■ **PROBLEM REQUIREMENTS**
Change every "Decibels" in the records below to "Linear", and write out all the lines again with nothing else altered.

● ● ● ● ●

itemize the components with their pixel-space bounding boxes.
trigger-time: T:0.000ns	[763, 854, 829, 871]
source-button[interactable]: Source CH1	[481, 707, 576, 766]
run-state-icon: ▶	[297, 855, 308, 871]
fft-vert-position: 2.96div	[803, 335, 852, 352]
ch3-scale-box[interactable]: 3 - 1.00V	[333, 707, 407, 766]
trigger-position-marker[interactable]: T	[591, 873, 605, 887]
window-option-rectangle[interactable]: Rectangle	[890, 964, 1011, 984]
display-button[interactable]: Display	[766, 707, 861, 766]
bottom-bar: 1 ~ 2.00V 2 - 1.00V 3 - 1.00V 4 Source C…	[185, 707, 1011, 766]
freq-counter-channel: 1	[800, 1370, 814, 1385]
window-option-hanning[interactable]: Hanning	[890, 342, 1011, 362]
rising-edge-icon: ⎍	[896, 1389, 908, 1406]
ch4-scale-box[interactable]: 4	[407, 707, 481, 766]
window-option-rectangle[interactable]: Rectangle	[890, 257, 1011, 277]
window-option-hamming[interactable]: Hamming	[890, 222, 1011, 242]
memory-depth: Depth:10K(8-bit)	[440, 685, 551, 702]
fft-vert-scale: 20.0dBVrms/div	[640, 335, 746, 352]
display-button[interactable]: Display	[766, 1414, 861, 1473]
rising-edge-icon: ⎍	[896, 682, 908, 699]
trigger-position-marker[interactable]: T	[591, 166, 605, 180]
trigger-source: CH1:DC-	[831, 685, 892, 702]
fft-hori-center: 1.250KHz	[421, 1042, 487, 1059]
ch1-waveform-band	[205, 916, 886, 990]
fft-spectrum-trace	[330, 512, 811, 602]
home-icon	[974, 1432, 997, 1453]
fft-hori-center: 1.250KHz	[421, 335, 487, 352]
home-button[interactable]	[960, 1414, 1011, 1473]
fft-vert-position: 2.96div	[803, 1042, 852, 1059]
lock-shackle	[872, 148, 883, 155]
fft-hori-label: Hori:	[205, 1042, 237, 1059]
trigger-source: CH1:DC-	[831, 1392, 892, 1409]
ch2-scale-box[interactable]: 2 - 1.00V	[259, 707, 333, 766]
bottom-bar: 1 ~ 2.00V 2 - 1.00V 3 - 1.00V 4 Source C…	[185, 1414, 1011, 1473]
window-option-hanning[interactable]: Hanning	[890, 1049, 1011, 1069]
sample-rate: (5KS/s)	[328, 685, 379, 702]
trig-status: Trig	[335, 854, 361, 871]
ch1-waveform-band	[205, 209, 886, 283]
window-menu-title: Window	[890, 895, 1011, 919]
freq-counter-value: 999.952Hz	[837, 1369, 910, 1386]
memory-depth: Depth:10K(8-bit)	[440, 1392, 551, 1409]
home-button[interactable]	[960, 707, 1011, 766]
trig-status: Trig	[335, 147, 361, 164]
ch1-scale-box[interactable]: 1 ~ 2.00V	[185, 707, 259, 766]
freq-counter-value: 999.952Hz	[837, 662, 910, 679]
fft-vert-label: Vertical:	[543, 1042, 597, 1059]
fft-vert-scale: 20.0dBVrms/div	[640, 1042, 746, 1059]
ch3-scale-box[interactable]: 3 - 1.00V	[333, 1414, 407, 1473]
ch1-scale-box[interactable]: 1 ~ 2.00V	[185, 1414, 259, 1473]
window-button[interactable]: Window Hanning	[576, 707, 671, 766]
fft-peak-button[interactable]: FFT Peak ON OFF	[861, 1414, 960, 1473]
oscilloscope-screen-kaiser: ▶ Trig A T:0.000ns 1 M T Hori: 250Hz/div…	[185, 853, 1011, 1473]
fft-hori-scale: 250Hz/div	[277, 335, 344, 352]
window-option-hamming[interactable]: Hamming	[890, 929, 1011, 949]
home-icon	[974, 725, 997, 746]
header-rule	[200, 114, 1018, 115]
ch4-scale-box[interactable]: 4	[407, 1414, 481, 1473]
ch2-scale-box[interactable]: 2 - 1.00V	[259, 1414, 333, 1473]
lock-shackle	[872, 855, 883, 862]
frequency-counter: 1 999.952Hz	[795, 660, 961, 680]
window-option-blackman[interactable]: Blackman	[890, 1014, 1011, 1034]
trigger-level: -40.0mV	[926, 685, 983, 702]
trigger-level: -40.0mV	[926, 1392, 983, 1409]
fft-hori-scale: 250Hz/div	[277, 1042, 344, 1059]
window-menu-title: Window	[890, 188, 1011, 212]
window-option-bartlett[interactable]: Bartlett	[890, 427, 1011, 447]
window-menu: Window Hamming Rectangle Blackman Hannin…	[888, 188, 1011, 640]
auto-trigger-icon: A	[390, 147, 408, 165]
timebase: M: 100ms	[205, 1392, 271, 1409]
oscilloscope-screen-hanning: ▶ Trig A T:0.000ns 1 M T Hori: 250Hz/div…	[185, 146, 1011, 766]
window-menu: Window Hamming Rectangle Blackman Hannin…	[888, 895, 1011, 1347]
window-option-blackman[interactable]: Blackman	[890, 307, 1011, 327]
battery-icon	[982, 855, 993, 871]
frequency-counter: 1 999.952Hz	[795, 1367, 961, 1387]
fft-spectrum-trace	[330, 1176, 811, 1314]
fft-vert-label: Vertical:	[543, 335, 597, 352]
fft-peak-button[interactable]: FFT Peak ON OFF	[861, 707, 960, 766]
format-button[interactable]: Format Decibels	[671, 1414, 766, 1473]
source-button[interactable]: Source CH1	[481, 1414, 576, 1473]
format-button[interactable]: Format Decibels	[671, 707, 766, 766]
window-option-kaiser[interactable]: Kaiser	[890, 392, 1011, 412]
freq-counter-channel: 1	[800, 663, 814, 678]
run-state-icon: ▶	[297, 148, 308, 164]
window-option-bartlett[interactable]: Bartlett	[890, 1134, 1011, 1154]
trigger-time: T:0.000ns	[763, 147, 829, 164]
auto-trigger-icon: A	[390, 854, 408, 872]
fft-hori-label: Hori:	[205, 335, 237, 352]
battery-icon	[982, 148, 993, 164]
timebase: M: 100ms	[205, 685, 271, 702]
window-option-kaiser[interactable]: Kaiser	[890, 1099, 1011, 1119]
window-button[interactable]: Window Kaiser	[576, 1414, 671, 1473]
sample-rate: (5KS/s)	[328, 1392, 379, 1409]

● ● ● ● ●

■ **RESULT OF THE EXERCISE**
itemize the components with their pixel-space bounding boxes.
trigger-time: T:0.000ns	[763, 854, 829, 871]
source-button[interactable]: Source CH1	[481, 707, 576, 766]
run-state-icon: ▶	[297, 855, 308, 871]
fft-vert-position: 2.96div	[803, 335, 852, 352]
ch3-scale-box[interactable]: 3 - 1.00V	[333, 707, 407, 766]
trigger-position-marker[interactable]: T	[591, 873, 605, 887]
window-option-rectangle[interactable]: Rectangle	[890, 964, 1011, 984]
display-button[interactable]: Display	[766, 707, 861, 766]
bottom-bar: 1 ~ 2.00V 2 - 1.00V 3 - 1.00V 4 Source C…	[185, 707, 1011, 766]
freq-counter-channel: 1	[800, 1370, 814, 1385]
window-option-hanning[interactable]: Hanning	[890, 342, 1011, 362]
rising-edge-icon: ⎍	[896, 1389, 908, 1406]
ch4-scale-box[interactable]: 4	[407, 707, 481, 766]
window-option-rectangle[interactable]: Rectangle	[890, 257, 1011, 277]
window-option-hamming[interactable]: Hamming	[890, 222, 1011, 242]
memory-depth: Depth:10K(8-bit)	[440, 685, 551, 702]
fft-vert-scale: 20.0dBVrms/div	[640, 335, 746, 352]
display-button[interactable]: Display	[766, 1414, 861, 1473]
rising-edge-icon: ⎍	[896, 682, 908, 699]
trigger-position-marker[interactable]: T	[591, 166, 605, 180]
trigger-source: CH1:DC-	[831, 685, 892, 702]
fft-hori-center: 1.250KHz	[421, 1042, 487, 1059]
ch1-waveform-band	[205, 916, 886, 990]
fft-spectrum-trace	[330, 512, 811, 602]
home-icon	[974, 1432, 997, 1453]
fft-hori-center: 1.250KHz	[421, 335, 487, 352]
home-button[interactable]	[960, 1414, 1011, 1473]
fft-vert-position: 2.96div	[803, 1042, 852, 1059]
lock-shackle	[872, 148, 883, 155]
fft-hori-label: Hori:	[205, 1042, 237, 1059]
trigger-source: CH1:DC-	[831, 1392, 892, 1409]
ch2-scale-box[interactable]: 2 - 1.00V	[259, 707, 333, 766]
bottom-bar: 1 ~ 2.00V 2 - 1.00V 3 - 1.00V 4 Source C…	[185, 1414, 1011, 1473]
window-option-hanning[interactable]: Hanning	[890, 1049, 1011, 1069]
sample-rate: (5KS/s)	[328, 685, 379, 702]
trig-status: Trig	[335, 854, 361, 871]
ch1-waveform-band	[205, 209, 886, 283]
window-menu-title: Window	[890, 895, 1011, 919]
freq-counter-value: 999.952Hz	[837, 1369, 910, 1386]
memory-depth: Depth:10K(8-bit)	[440, 1392, 551, 1409]
home-button[interactable]	[960, 707, 1011, 766]
trig-status: Trig	[335, 147, 361, 164]
ch1-scale-box[interactable]: 1 ~ 2.00V	[185, 707, 259, 766]
freq-counter-value: 999.952Hz	[837, 662, 910, 679]
fft-vert-label: Vertical:	[543, 1042, 597, 1059]
fft-vert-scale: 20.0dBVrms/div	[640, 1042, 746, 1059]
ch3-scale-box[interactable]: 3 - 1.00V	[333, 1414, 407, 1473]
ch1-scale-box[interactable]: 1 ~ 2.00V	[185, 1414, 259, 1473]
window-button[interactable]: Window Hanning	[576, 707, 671, 766]
fft-peak-button[interactable]: FFT Peak ON OFF	[861, 1414, 960, 1473]
oscilloscope-screen-kaiser: ▶ Trig A T:0.000ns 1 M T Hori: 250Hz/div…	[185, 853, 1011, 1473]
fft-hori-scale: 250Hz/div	[277, 335, 344, 352]
window-option-hamming[interactable]: Hamming	[890, 929, 1011, 949]
home-icon	[974, 725, 997, 746]
header-rule	[200, 114, 1018, 115]
ch4-scale-box[interactable]: 4	[407, 1414, 481, 1473]
ch2-scale-box[interactable]: 2 - 1.00V	[259, 1414, 333, 1473]
lock-shackle	[872, 855, 883, 862]
frequency-counter: 1 999.952Hz	[795, 660, 961, 680]
window-option-blackman[interactable]: Blackman	[890, 1014, 1011, 1034]
trigger-level: -40.0mV	[926, 685, 983, 702]
trigger-level: -40.0mV	[926, 1392, 983, 1409]
fft-hori-scale: 250Hz/div	[277, 1042, 344, 1059]
window-menu-title: Window	[890, 188, 1011, 212]
window-option-bartlett[interactable]: Bartlett	[890, 427, 1011, 447]
window-menu: Window Hamming Rectangle Blackman Hannin…	[888, 188, 1011, 640]
auto-trigger-icon: A	[390, 147, 408, 165]
timebase: M: 100ms	[205, 1392, 271, 1409]
oscilloscope-screen-hanning: ▶ Trig A T:0.000ns 1 M T Hori: 250Hz/div…	[185, 146, 1011, 766]
window-menu: Window Hamming Rectangle Blackman Hannin…	[888, 895, 1011, 1347]
window-option-blackman[interactable]: Blackman	[890, 307, 1011, 327]
battery-icon	[982, 855, 993, 871]
frequency-counter: 1 999.952Hz	[795, 1367, 961, 1387]
fft-spectrum-trace	[330, 1176, 811, 1314]
fft-vert-label: Vertical:	[543, 335, 597, 352]
fft-peak-button[interactable]: FFT Peak ON OFF	[861, 707, 960, 766]
format-button[interactable]: Format Linear	[671, 1414, 766, 1473]
source-button[interactable]: Source CH1	[481, 1414, 576, 1473]
format-button[interactable]: Format Linear	[671, 707, 766, 766]
window-option-kaiser[interactable]: Kaiser	[890, 392, 1011, 412]
freq-counter-channel: 1	[800, 663, 814, 678]
run-state-icon: ▶	[297, 148, 308, 164]
window-option-bartlett[interactable]: Bartlett	[890, 1134, 1011, 1154]
trigger-time: T:0.000ns	[763, 147, 829, 164]
auto-trigger-icon: A	[390, 854, 408, 872]
fft-hori-label: Hori:	[205, 335, 237, 352]
battery-icon	[982, 148, 993, 164]
timebase: M: 100ms	[205, 685, 271, 702]
window-option-kaiser[interactable]: Kaiser	[890, 1099, 1011, 1119]
window-button[interactable]: Window Kaiser	[576, 1414, 671, 1473]
sample-rate: (5KS/s)	[328, 1392, 379, 1409]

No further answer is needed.